● Data provided:
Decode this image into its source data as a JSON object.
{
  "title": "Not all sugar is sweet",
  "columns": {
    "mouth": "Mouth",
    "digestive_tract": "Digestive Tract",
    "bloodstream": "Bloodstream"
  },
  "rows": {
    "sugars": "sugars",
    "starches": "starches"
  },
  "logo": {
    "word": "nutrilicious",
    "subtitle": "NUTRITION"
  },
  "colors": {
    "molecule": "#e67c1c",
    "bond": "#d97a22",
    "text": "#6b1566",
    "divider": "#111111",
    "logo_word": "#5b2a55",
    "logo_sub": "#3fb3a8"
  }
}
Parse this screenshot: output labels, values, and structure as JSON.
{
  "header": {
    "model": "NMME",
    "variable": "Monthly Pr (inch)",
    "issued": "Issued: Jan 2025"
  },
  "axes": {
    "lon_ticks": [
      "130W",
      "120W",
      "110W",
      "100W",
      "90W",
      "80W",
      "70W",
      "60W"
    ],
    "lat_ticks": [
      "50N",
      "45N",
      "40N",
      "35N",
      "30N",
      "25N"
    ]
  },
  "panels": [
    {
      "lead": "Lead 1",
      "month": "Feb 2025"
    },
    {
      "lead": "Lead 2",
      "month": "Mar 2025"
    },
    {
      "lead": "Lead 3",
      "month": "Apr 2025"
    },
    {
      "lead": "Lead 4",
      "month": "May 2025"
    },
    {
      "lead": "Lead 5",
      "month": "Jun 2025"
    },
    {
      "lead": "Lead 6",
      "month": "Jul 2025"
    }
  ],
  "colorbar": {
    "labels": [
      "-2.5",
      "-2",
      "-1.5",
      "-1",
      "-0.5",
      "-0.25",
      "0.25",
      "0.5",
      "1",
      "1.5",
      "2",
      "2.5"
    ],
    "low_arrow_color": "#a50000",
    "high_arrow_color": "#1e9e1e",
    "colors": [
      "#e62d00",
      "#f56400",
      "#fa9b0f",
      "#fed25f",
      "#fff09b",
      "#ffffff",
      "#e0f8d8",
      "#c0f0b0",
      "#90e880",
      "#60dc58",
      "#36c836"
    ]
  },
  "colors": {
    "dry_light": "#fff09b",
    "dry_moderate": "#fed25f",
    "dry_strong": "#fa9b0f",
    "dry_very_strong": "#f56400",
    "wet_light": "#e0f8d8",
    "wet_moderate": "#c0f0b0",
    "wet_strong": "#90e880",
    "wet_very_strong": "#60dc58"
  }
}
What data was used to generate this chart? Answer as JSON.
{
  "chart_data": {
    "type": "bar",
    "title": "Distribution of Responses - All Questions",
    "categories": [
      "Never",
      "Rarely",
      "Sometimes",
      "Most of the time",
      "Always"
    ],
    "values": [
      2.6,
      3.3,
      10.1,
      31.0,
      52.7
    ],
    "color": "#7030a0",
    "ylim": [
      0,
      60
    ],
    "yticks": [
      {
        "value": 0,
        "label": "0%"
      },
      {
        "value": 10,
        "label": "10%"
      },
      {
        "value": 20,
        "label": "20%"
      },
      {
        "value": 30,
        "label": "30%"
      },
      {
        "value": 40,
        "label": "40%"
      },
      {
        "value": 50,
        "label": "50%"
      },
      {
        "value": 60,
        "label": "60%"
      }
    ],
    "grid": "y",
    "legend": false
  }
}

● Requirements: Extract, from the listing above, every line where the string "lead" occurs.

● The reply:
      "lead": "Lead 1",
      "lead": "Lead 2",
      "lead": "Lead 3",
      "lead": "Lead 4",
      "lead": "Lead 5",
      "lead": "Lead 6",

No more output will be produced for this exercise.